— WORK REQUIRED —
Give every entry again, word for word and in full.

— EXERCISE MATERIALS —
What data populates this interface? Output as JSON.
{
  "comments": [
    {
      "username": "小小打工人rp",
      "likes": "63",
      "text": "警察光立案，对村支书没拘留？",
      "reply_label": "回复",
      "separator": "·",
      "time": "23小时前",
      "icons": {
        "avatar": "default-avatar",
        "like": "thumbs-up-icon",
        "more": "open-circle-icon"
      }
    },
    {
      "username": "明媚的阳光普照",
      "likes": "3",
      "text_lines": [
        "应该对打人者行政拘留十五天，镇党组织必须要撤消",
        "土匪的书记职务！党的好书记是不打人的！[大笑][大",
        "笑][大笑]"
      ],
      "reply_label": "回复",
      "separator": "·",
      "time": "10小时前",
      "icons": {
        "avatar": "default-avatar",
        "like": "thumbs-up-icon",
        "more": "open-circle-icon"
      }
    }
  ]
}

— SOLUTION BELOW —
What data populates this interface? Output as JSON.
{
  "comments": [
    {
      "username": "小小打工人rp",
      "likes": "63",
      "text": "警察光立案，对村支书没拘留？",
      "reply_label": "回复",
      "separator": "·",
      "time": "23小时前",
      "icons": {
        "avatar": "default-avatar",
        "like": "thumbs-up-icon",
        "more": "open-circle-icon"
      }
    },
    {
      "username": "明媚的阳光普照",
      "likes": "3",
      "text_lines": [
        "应该对打人者行政拘留十五天，镇党组织必须要撤消",
        "土匪的书记职务！党的好书记是不打人的！[大笑][大",
        "笑][大笑]"
      ],
      "reply_label": "回复",
      "separator": "·",
      "time": "10小时前",
      "icons": {
        "avatar": "default-avatar",
        "like": "thumbs-up-icon",
        "more": "open-circle-icon"
      }
    }
  ]
}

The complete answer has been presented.